§ Directive: Locate the line containing "Type out the text in this image." in the data below. Reproduce it and every following line up to the end, exactly as given.

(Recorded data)
* * *

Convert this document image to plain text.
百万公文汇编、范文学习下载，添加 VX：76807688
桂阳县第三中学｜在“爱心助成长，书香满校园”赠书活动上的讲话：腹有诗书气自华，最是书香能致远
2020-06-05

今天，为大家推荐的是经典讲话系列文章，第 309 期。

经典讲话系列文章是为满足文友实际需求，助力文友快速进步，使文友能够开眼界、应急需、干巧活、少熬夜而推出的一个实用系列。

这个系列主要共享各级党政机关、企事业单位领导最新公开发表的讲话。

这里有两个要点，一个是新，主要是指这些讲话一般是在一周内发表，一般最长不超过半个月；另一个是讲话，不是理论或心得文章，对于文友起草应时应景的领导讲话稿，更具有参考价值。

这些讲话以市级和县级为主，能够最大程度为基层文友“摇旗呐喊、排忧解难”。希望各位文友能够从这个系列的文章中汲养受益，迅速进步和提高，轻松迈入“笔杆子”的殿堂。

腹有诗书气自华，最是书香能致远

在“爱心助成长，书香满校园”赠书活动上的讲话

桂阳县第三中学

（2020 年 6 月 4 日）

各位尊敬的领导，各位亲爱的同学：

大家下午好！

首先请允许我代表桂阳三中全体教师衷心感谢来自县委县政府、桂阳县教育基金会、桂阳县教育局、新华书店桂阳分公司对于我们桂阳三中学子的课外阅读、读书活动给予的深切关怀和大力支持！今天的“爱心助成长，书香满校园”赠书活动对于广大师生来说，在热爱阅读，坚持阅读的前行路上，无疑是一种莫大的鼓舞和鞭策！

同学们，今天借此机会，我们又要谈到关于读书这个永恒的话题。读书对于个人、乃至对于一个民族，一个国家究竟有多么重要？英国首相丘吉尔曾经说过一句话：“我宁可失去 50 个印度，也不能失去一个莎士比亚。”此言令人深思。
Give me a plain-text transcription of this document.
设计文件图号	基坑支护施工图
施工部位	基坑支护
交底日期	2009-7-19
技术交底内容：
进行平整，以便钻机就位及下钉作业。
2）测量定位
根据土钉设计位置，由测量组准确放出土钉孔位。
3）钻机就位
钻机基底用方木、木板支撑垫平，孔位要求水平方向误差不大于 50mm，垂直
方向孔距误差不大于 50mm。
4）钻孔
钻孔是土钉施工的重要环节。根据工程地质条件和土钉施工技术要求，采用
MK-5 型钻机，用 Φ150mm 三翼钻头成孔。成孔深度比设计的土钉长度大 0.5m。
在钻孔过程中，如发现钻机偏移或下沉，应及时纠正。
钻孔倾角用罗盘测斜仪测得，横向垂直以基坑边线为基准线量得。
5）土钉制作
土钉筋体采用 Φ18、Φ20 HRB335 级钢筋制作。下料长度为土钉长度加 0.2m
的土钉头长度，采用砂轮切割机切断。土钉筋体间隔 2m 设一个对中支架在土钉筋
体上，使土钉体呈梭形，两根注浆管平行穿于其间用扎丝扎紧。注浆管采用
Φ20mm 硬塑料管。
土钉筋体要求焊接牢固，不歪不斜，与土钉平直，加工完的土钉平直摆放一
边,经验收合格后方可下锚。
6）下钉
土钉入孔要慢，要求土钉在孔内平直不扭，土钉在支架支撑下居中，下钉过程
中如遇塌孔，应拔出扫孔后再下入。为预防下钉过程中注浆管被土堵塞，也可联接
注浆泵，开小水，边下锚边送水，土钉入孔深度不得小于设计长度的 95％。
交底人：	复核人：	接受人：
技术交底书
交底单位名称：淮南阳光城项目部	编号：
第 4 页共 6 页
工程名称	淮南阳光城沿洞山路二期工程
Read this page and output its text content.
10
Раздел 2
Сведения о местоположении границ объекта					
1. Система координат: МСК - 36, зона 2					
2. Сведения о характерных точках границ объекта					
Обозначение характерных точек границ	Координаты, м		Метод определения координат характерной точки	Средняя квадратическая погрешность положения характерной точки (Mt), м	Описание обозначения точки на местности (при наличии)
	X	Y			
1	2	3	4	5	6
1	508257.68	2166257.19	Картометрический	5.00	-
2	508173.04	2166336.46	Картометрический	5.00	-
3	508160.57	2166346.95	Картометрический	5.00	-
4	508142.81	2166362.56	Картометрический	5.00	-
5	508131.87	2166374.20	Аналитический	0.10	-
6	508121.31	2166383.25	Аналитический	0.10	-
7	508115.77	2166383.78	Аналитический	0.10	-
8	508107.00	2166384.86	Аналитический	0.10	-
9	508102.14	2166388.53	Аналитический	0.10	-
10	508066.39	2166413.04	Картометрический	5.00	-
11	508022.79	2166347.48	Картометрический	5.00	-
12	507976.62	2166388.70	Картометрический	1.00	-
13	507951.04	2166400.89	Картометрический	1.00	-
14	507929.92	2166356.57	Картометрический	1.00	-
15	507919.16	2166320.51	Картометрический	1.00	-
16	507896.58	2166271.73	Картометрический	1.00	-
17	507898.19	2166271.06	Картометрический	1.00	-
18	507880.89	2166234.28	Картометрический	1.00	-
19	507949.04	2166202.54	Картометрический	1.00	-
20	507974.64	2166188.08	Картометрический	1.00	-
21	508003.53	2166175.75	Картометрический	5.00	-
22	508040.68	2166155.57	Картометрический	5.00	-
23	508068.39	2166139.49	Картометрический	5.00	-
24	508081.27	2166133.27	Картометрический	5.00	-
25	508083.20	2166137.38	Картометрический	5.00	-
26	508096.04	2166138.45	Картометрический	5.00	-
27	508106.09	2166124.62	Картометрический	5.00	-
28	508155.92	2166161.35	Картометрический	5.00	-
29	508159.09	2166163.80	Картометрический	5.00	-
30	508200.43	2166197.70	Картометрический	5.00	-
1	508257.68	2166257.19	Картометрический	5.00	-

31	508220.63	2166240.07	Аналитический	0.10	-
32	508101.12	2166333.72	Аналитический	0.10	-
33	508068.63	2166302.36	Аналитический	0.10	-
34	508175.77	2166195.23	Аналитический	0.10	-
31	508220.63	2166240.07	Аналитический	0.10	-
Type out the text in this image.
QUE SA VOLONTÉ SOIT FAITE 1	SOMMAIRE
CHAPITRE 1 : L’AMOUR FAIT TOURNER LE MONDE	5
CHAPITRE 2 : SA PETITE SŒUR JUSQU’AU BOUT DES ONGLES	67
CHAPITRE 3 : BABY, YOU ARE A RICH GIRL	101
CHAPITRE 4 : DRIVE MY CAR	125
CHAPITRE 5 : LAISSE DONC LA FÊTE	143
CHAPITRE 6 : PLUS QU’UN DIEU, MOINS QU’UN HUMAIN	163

* * *

§ Task solution:
Type out the text in this image.
QUE SA VOLONTÉ SOIT FAITE 1	SOMMAIRE
CHAPITRE 1 : L’AMOUR FAIT TOURNER LE MONDE	5
CHAPITRE 2 : SA PETITE SŒUR JUSQU’AU BOUT DES ONGLES	67
CHAPITRE 3 : BABY, YOU ARE A RICH GIRL	101
CHAPITRE 4 : DRIVE MY CAR	125
CHAPITRE 5 : LAISSE DONC LA FÊTE	143
CHAPITRE 6 : PLUS QU’UN DIEU, MOINS QU’UN HUMAIN	163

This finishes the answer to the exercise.